++++ Data entries ++++
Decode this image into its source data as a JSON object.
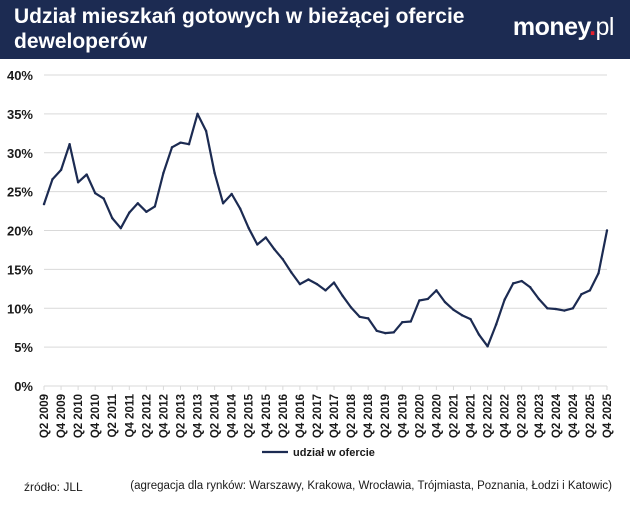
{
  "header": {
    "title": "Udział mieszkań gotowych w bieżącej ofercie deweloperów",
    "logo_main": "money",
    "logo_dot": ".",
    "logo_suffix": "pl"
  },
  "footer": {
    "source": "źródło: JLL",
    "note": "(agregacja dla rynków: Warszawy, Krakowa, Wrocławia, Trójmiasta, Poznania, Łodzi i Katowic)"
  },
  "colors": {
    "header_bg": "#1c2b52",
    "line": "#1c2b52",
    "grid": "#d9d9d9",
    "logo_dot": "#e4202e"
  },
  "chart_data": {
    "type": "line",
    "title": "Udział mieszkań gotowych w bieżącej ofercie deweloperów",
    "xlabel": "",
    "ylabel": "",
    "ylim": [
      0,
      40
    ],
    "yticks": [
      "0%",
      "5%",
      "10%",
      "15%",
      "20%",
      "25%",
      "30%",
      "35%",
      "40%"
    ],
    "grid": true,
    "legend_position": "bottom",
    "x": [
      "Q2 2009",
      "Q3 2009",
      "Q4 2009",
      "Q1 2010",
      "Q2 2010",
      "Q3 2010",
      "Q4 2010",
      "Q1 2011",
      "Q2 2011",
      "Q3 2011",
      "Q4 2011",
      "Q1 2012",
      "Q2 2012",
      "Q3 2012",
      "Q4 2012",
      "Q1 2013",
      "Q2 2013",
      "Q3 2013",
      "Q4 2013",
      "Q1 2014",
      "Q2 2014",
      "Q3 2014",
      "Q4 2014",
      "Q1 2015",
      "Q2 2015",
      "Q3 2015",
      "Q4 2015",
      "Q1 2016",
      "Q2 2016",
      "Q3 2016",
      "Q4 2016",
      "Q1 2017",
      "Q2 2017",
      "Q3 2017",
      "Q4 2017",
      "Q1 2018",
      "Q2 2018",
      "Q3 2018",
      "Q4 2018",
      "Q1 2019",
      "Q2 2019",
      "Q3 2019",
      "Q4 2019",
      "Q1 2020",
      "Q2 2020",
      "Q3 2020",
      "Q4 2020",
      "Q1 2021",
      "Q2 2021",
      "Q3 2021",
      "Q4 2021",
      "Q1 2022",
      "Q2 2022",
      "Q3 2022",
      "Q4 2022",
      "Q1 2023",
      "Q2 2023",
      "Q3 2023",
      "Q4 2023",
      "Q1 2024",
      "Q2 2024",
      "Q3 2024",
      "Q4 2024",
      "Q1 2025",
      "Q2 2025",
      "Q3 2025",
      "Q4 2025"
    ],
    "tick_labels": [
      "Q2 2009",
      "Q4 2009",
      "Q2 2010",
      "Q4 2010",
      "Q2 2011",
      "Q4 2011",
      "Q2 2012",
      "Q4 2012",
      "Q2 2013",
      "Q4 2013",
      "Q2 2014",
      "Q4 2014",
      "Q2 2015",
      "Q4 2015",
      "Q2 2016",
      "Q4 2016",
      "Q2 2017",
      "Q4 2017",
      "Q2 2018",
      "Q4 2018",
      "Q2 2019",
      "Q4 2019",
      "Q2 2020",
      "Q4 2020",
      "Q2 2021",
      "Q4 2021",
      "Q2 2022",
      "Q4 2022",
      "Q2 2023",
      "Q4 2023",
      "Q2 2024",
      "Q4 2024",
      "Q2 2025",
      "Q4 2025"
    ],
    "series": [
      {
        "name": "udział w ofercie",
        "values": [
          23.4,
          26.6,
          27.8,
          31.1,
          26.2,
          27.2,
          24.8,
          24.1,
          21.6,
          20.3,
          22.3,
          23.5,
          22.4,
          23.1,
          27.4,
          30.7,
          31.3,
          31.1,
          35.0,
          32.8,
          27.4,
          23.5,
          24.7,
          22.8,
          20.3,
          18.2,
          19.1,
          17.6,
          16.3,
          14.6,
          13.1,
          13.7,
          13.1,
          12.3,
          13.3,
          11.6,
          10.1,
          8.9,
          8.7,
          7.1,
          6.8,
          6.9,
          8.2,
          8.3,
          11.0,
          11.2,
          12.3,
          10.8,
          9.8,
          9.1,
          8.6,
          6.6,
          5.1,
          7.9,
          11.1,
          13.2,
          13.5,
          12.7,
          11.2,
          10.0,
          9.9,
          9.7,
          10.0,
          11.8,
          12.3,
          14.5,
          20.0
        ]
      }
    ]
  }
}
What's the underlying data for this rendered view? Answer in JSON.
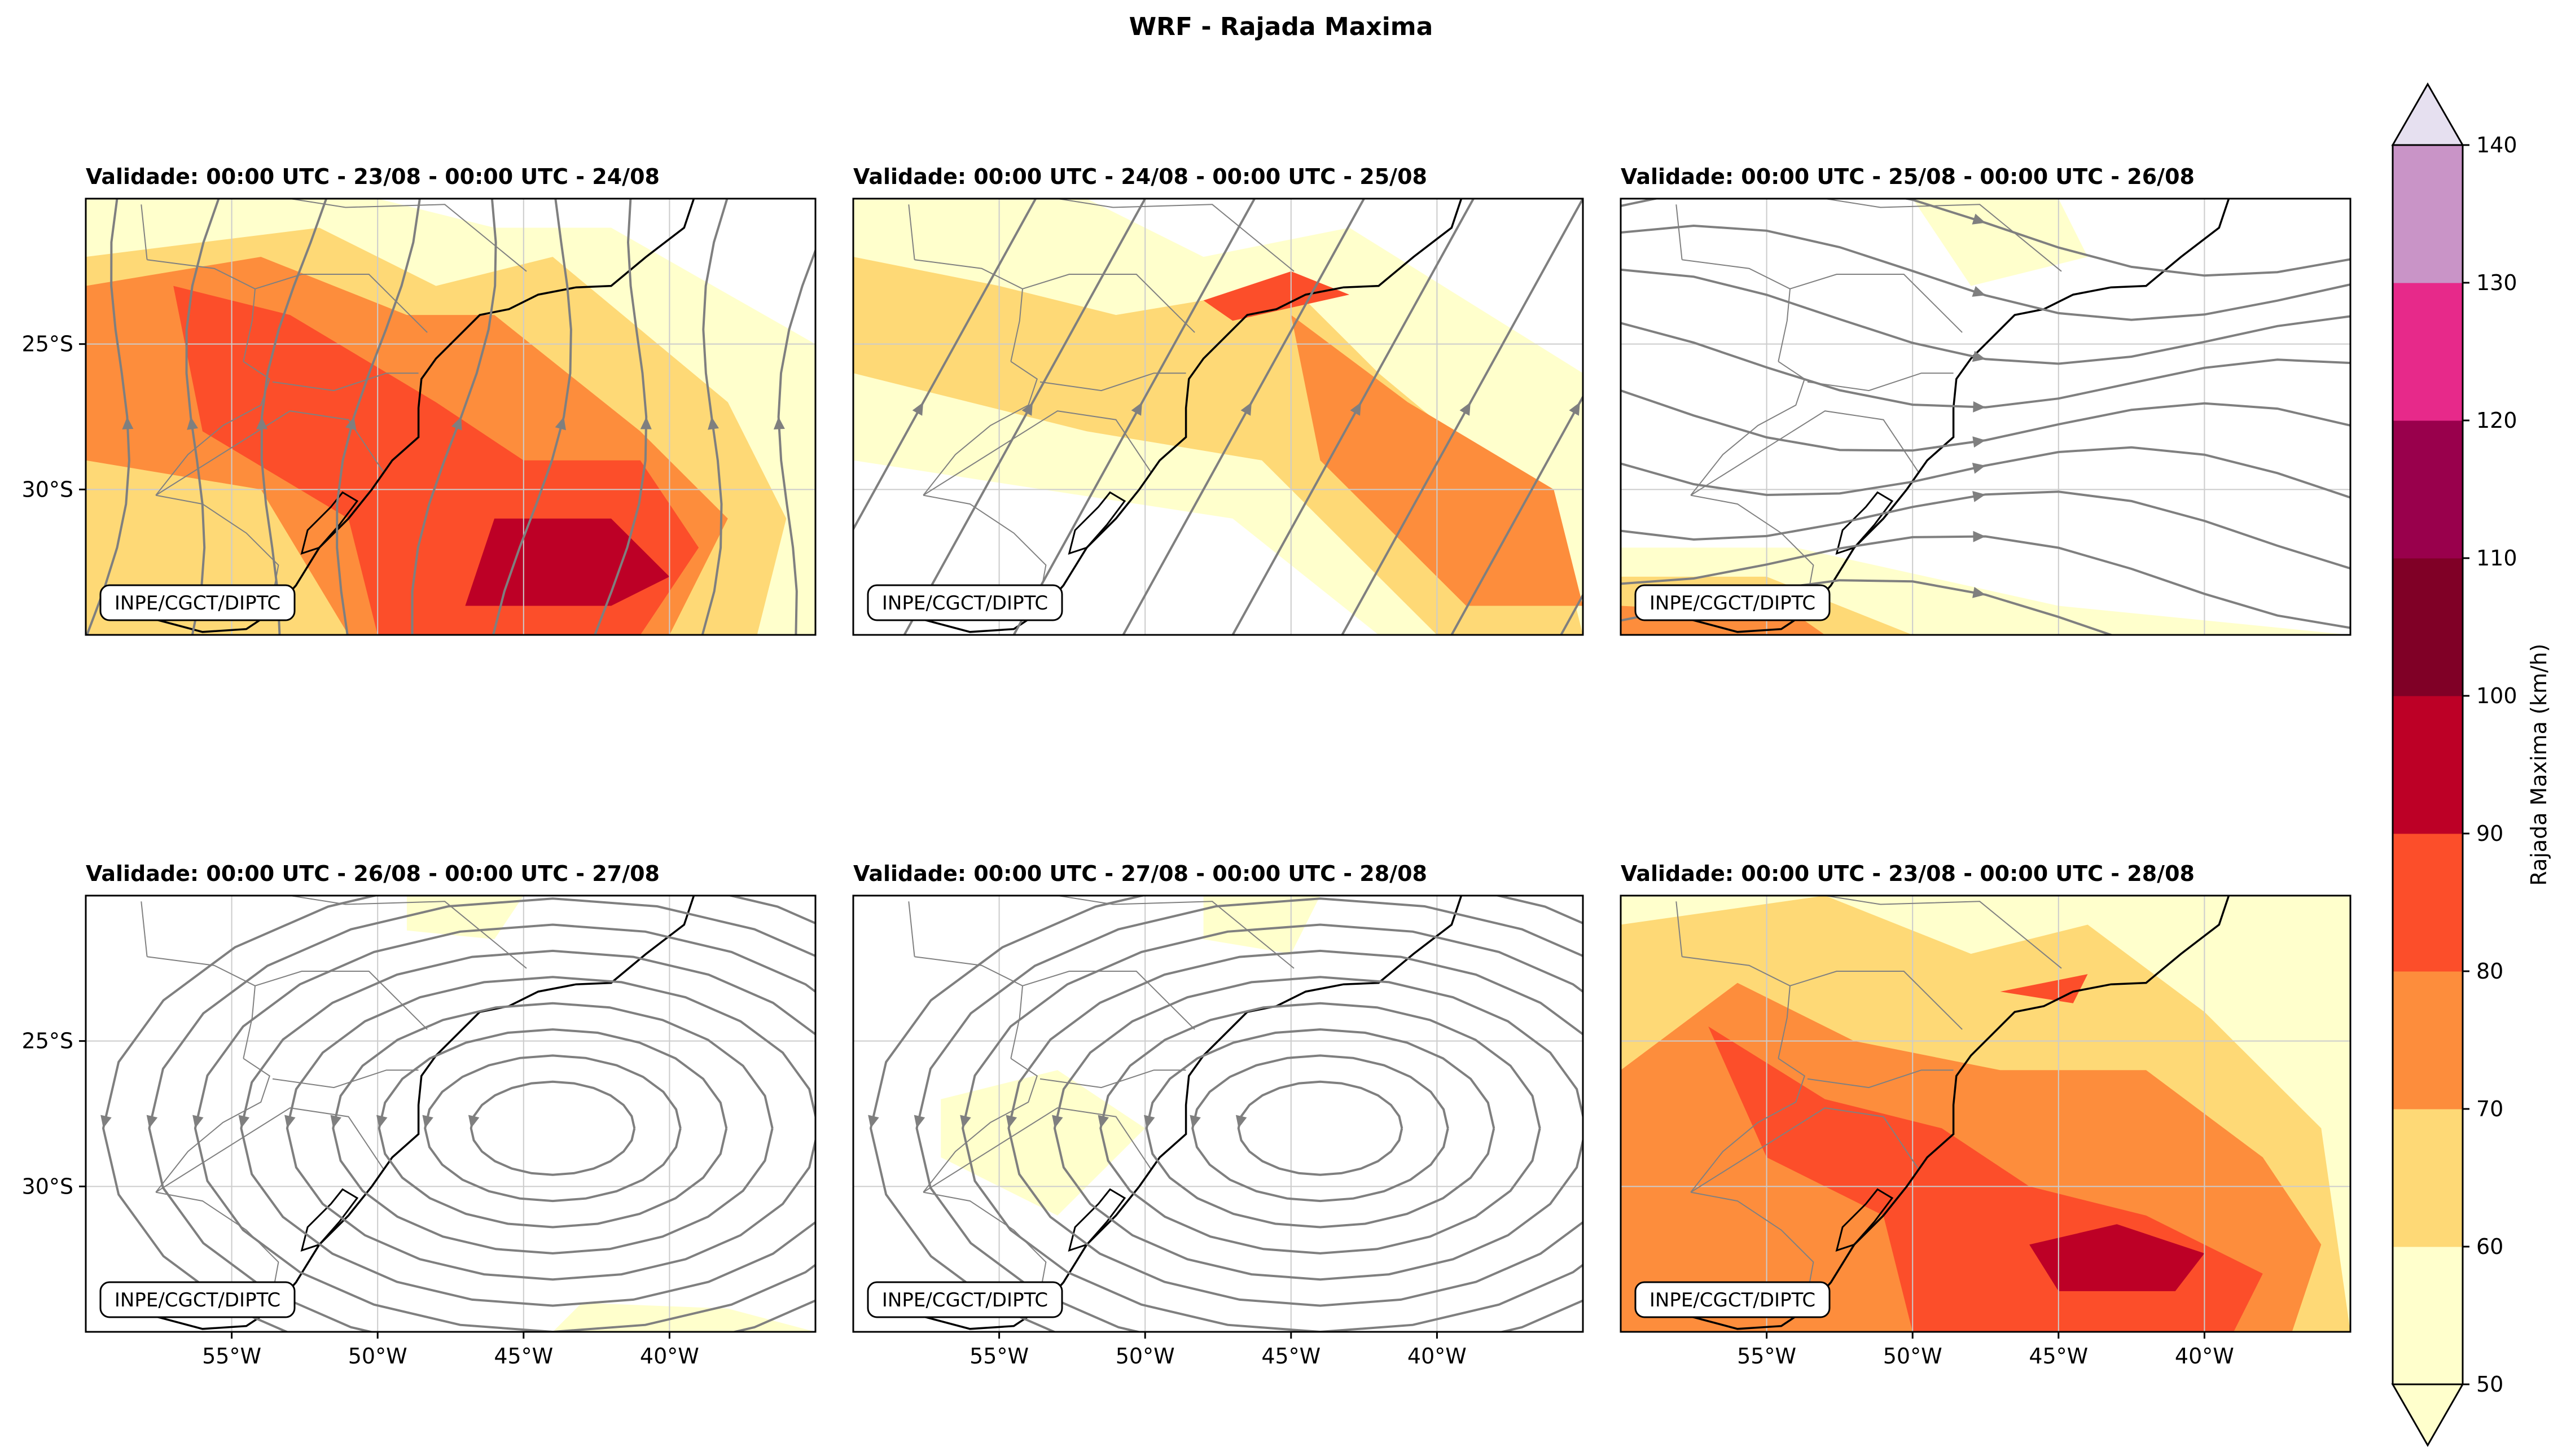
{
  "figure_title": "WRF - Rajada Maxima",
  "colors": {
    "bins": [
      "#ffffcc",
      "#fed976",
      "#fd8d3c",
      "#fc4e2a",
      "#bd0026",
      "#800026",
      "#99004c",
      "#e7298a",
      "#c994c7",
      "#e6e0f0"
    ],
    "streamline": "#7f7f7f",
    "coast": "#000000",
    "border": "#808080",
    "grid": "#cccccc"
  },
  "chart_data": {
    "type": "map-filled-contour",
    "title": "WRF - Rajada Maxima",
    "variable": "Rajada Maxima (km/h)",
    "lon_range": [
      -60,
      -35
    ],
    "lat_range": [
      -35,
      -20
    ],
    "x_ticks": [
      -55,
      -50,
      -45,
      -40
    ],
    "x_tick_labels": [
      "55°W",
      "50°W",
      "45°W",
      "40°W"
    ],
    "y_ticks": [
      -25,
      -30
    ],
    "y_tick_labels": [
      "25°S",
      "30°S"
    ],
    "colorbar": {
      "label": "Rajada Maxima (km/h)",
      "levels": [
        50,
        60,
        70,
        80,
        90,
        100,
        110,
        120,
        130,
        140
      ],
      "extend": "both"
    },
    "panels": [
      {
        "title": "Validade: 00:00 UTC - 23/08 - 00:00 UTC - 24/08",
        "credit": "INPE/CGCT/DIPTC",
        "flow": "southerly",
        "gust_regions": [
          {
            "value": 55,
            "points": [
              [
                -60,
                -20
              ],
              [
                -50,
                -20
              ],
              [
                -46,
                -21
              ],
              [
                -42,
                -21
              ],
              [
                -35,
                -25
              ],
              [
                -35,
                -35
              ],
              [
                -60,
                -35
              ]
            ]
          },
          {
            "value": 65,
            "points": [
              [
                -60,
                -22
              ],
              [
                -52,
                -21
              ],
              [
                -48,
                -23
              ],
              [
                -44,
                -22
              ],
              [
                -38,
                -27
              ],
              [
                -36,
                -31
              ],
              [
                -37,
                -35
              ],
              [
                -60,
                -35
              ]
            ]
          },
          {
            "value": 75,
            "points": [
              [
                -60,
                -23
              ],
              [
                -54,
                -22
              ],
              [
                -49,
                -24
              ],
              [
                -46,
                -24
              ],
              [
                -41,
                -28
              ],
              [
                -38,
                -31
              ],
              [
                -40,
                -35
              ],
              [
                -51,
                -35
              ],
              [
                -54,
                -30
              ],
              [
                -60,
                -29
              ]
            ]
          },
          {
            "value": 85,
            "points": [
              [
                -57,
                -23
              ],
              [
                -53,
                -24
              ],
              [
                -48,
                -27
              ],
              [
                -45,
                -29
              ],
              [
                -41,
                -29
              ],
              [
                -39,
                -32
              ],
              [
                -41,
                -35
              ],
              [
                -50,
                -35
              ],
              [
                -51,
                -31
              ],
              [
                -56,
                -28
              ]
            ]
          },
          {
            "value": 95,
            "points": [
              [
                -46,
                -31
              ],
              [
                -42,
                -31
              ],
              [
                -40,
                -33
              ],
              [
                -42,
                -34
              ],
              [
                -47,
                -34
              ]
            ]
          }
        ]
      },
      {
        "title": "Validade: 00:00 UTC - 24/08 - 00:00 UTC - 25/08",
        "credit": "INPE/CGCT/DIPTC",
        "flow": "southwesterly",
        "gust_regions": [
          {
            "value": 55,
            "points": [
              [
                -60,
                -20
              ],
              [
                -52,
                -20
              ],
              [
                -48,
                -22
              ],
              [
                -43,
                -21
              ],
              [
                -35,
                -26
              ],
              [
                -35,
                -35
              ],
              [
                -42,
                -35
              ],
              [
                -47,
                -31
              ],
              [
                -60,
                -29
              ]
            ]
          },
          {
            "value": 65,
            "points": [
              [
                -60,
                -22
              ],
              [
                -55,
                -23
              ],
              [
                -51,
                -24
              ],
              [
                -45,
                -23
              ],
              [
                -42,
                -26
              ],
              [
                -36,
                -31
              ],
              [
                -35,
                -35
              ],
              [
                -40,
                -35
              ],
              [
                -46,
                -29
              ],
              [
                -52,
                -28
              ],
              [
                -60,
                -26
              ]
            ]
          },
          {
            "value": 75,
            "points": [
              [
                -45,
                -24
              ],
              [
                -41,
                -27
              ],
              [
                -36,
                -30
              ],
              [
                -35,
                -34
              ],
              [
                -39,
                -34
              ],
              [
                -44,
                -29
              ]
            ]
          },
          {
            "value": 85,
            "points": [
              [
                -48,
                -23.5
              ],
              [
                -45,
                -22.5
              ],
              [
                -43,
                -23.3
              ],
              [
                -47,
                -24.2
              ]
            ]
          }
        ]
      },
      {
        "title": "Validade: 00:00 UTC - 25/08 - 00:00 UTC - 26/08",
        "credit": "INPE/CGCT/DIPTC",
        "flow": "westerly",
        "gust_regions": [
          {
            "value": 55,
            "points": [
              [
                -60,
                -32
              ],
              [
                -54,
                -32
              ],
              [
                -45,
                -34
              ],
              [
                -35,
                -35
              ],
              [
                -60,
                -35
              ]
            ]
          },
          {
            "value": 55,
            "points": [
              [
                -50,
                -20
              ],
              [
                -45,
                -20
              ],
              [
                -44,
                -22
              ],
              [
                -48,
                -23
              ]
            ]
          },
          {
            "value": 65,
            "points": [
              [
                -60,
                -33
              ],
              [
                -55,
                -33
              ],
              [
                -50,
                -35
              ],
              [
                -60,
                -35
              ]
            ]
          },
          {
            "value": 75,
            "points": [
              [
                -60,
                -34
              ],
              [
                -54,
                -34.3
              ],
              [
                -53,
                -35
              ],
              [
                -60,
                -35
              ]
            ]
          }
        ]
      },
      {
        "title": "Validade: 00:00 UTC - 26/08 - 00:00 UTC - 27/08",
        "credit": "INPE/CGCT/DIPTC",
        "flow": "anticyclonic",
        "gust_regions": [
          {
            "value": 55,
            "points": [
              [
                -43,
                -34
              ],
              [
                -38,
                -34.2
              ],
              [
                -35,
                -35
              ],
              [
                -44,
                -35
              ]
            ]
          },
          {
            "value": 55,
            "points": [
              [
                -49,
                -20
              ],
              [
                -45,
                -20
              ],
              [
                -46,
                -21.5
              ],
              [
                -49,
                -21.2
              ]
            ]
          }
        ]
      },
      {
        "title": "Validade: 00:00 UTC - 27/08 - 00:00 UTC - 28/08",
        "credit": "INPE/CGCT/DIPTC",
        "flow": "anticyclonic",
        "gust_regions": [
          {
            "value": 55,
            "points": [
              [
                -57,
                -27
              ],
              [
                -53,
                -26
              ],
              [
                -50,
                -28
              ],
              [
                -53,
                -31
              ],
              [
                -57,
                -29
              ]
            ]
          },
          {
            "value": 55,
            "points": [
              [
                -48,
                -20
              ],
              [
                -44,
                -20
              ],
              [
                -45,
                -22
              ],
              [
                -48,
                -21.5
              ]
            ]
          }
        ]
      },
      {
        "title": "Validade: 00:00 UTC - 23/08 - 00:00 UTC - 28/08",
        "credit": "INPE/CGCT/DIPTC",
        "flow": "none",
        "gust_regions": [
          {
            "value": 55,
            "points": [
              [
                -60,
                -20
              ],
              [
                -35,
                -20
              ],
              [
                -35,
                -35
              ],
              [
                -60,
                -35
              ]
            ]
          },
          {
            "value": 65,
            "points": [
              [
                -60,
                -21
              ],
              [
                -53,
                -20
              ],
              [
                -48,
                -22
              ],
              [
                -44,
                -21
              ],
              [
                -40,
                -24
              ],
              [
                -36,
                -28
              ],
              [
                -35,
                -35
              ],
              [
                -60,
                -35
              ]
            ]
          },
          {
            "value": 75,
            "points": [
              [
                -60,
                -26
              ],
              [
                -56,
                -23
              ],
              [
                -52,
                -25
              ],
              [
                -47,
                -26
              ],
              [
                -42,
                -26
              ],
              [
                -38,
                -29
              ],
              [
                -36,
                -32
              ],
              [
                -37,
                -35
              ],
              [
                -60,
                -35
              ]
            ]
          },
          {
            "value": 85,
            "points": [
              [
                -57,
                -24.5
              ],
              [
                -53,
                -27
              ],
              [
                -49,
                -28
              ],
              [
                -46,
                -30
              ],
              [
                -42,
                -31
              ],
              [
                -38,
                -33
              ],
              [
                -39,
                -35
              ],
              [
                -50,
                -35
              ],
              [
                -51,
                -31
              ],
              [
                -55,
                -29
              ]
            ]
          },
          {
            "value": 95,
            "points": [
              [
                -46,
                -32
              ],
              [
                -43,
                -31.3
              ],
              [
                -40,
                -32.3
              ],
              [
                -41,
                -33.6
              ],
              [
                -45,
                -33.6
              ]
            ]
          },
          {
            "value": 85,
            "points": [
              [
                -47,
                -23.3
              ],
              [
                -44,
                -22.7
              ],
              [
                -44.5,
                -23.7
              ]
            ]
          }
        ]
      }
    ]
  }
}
++++
> **Work instructions**: Where does the word "source" appear? Return each line that holds it.

> **Written solution**:
Decode this image into its source data as a JSON object.
    "source": "źródło: JLL",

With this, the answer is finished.